━━ Stored records ━━

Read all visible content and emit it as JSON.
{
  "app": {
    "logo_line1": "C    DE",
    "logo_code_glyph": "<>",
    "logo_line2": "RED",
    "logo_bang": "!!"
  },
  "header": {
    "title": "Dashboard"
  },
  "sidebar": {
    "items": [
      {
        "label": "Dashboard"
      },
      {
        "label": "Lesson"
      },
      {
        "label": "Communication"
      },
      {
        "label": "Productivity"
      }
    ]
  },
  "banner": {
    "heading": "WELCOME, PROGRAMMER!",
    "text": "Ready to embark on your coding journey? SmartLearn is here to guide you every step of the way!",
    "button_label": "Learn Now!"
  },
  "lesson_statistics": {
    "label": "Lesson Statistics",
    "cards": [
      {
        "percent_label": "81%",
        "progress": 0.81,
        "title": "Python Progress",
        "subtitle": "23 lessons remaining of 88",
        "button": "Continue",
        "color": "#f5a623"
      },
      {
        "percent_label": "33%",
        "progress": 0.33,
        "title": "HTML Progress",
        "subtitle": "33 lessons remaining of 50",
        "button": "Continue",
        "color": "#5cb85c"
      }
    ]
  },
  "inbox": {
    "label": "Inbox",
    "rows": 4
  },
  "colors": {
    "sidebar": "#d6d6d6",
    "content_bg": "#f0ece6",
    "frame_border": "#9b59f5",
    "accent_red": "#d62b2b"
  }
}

━━━

### Stated problem
Copy every line of the material, please, keeping it exactly the same.

### Result of the task
Read all visible content and emit it as JSON.
{
  "app": {
    "logo_line1": "C    DE",
    "logo_code_glyph": "<>",
    "logo_line2": "RED",
    "logo_bang": "!!"
  },
  "header": {
    "title": "Dashboard"
  },
  "sidebar": {
    "items": [
      {
        "label": "Dashboard"
      },
      {
        "label": "Lesson"
      },
      {
        "label": "Communication"
      },
      {
        "label": "Productivity"
      }
    ]
  },
  "banner": {
    "heading": "WELCOME, PROGRAMMER!",
    "text": "Ready to embark on your coding journey? SmartLearn is here to guide you every step of the way!",
    "button_label": "Learn Now!"
  },
  "lesson_statistics": {
    "label": "Lesson Statistics",
    "cards": [
      {
        "percent_label": "81%",
        "progress": 0.81,
        "title": "Python Progress",
        "subtitle": "23 lessons remaining of 88",
        "button": "Continue",
        "color": "#f5a623"
      },
      {
        "percent_label": "33%",
        "progress": 0.33,
        "title": "HTML Progress",
        "subtitle": "33 lessons remaining of 50",
        "button": "Continue",
        "color": "#5cb85c"
      }
    ]
  },
  "inbox": {
    "label": "Inbox",
    "rows": 4
  },
  "colors": {
    "sidebar": "#d6d6d6",
    "content_bg": "#f0ece6",
    "frame_border": "#9b59f5",
    "accent_red": "#d62b2b"
  }
}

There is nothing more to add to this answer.